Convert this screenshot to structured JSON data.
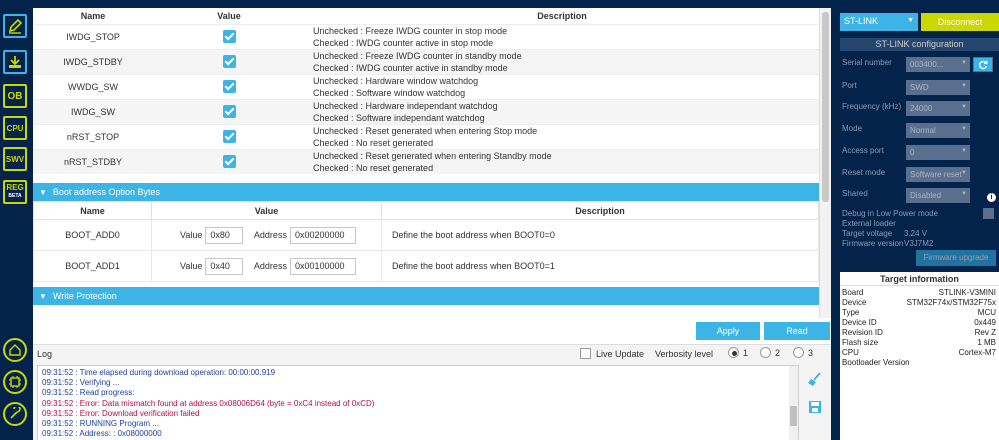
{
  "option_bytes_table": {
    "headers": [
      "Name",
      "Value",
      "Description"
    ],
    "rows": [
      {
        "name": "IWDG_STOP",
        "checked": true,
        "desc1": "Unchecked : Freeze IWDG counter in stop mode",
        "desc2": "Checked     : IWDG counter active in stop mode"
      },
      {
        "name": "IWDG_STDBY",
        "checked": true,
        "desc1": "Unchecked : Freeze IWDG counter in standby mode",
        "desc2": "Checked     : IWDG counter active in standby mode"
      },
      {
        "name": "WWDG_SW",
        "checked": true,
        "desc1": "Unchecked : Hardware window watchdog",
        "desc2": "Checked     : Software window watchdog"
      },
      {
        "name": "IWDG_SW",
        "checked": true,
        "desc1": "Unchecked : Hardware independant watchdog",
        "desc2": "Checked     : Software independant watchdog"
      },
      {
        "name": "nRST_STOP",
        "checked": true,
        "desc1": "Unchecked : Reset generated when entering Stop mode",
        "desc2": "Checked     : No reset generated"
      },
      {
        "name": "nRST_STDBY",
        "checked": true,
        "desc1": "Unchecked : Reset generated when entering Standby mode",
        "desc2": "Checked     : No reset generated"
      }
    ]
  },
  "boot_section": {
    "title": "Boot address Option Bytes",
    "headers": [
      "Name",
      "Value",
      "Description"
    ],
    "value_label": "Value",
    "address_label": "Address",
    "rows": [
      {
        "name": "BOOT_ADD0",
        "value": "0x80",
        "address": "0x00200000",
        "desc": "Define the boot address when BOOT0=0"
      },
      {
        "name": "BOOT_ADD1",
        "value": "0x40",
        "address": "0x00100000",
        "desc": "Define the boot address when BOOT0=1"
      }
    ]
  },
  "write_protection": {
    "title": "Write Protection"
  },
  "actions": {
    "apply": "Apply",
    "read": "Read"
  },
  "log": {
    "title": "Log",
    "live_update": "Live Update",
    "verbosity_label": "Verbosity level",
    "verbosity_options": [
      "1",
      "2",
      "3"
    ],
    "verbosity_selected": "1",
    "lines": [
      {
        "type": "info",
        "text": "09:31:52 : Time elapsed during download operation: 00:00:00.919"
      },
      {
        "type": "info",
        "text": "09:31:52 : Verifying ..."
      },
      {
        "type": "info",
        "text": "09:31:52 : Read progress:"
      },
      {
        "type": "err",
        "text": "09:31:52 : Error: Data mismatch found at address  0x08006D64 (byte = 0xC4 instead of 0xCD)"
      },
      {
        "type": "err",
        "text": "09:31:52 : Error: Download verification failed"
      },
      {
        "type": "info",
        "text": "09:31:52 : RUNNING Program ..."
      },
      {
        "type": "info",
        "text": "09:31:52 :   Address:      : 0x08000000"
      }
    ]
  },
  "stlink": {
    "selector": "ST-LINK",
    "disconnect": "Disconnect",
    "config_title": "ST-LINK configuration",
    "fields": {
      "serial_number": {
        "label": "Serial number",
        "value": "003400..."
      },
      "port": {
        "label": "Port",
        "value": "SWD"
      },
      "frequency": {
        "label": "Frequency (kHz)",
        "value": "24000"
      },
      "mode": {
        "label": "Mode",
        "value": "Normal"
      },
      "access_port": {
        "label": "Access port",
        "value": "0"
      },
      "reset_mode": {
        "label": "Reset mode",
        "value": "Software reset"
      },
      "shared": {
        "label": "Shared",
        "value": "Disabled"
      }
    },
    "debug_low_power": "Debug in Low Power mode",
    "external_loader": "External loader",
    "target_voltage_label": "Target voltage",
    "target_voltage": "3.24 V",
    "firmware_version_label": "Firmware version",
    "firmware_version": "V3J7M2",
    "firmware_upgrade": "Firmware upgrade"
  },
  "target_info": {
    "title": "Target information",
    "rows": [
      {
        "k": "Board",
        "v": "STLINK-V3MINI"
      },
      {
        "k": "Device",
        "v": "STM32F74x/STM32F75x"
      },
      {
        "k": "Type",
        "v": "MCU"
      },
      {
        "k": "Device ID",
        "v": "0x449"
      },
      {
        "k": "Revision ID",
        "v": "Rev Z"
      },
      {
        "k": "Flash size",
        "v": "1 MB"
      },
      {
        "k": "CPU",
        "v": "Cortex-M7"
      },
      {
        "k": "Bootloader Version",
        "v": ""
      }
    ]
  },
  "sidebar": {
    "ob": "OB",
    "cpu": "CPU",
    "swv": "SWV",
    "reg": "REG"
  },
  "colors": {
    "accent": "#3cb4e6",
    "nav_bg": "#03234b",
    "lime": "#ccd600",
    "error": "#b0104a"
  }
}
* * *
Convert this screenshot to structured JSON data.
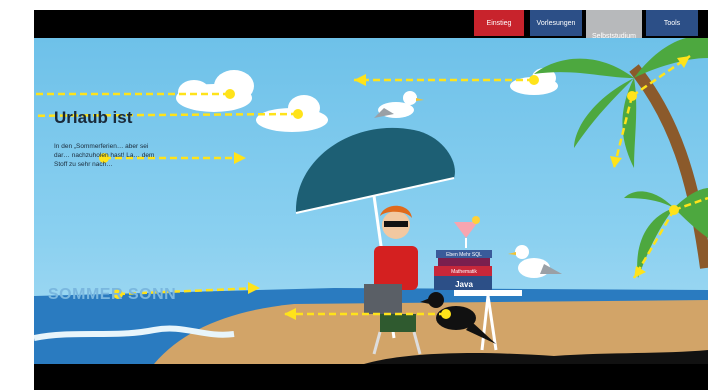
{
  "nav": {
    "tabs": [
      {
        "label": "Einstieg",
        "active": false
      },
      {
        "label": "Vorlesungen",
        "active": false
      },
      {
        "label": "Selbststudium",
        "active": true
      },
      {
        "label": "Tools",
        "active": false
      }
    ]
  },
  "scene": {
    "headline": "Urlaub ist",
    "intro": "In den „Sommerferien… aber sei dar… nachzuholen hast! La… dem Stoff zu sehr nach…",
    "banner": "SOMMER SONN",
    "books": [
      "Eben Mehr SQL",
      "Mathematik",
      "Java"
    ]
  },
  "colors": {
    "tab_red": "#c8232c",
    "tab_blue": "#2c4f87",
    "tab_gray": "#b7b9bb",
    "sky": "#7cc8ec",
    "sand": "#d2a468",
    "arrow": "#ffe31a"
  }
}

# Exercise:
List each line in the listing that contains the string "Freeze".

# Output for this task:
        "desc1": "Unchecked : Freeze IWDG counter in stop mode",
        "desc1": "Unchecked : Freeze IWDG counter in standby mode",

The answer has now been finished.